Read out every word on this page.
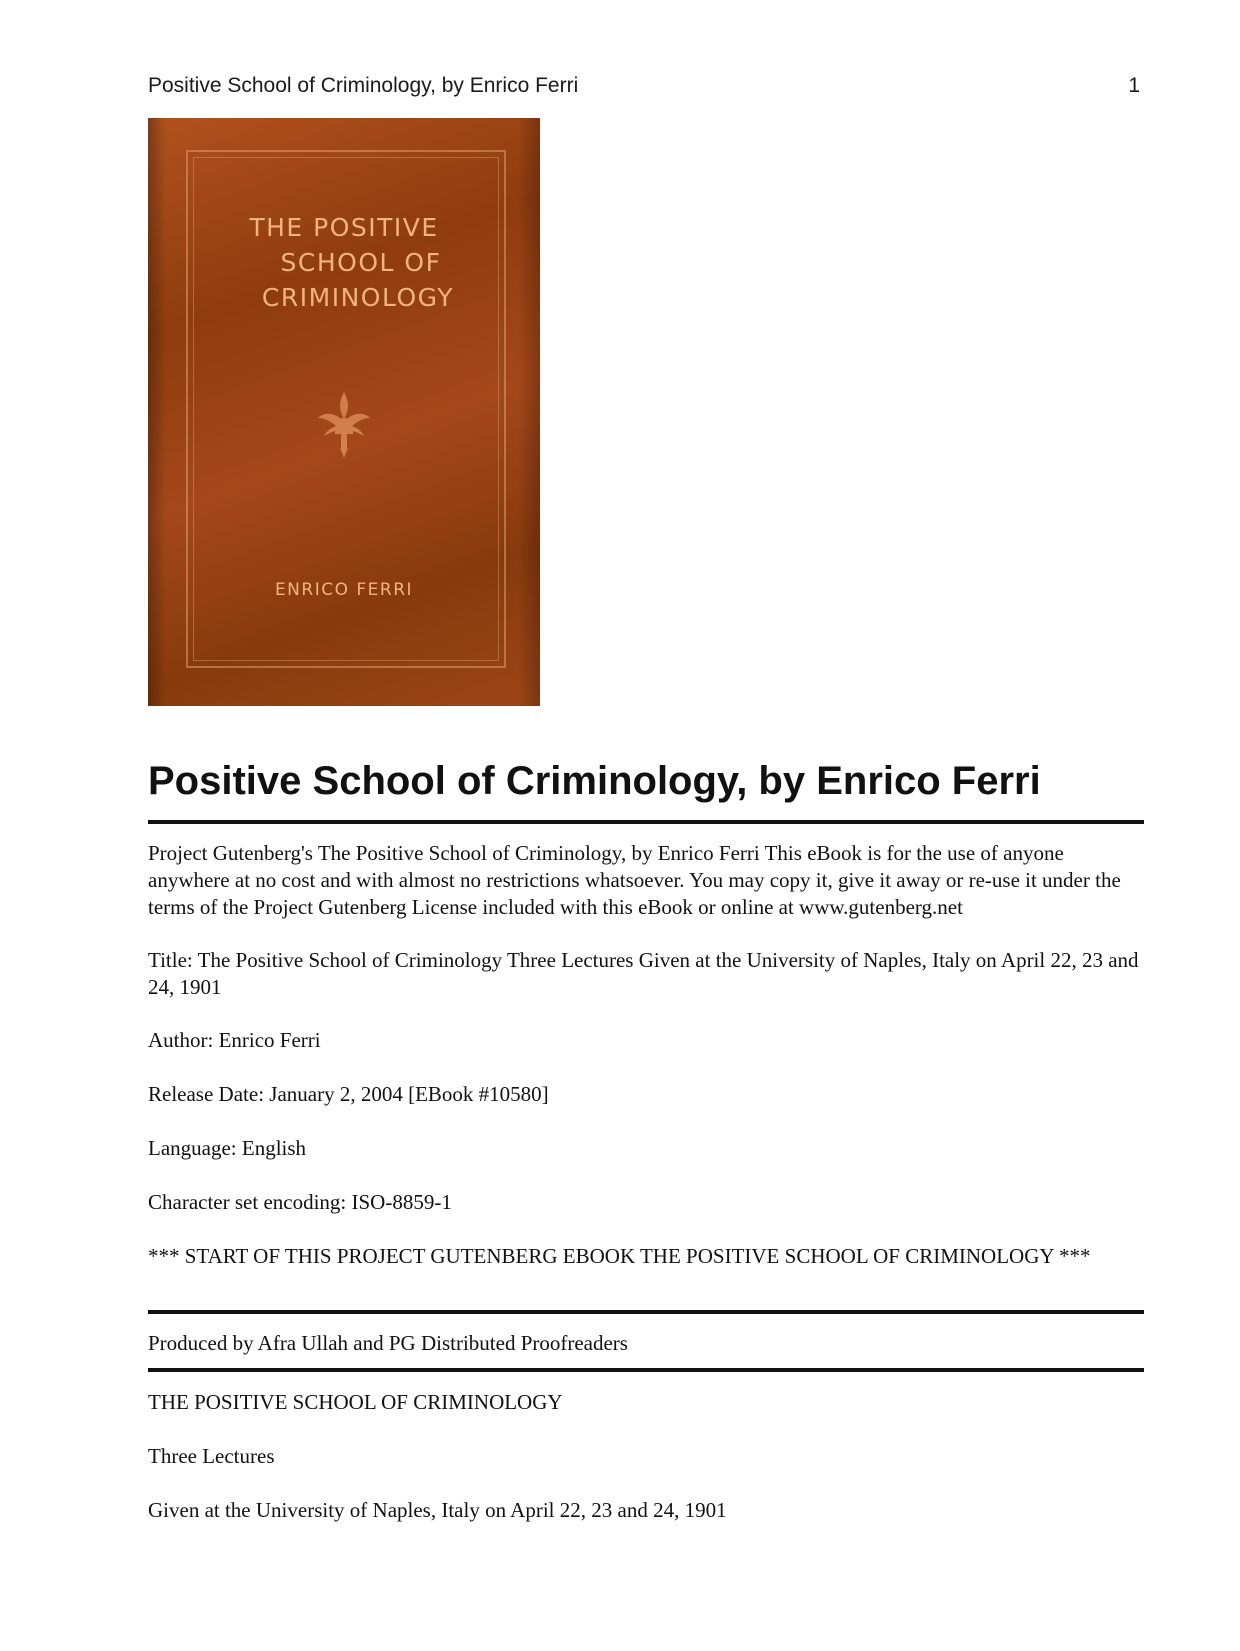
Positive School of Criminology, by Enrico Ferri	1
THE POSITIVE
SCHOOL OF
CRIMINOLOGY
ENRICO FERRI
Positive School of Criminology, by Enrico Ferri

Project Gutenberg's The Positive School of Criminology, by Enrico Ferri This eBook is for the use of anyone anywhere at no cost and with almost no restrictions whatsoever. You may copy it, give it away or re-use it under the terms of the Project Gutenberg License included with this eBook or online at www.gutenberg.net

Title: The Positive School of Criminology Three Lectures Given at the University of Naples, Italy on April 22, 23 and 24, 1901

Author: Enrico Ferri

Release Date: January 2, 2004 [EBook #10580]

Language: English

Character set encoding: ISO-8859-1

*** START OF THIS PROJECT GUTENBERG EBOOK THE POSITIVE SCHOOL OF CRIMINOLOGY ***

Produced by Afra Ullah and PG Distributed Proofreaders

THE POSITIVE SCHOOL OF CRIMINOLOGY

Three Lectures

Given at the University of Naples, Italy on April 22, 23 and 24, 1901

• **PROBLEM DESCRIPTION**:
Go over the records above and tally the lines with the word "Three" in them. Give the number alone.

• **WRITTEN ANSWER**:
2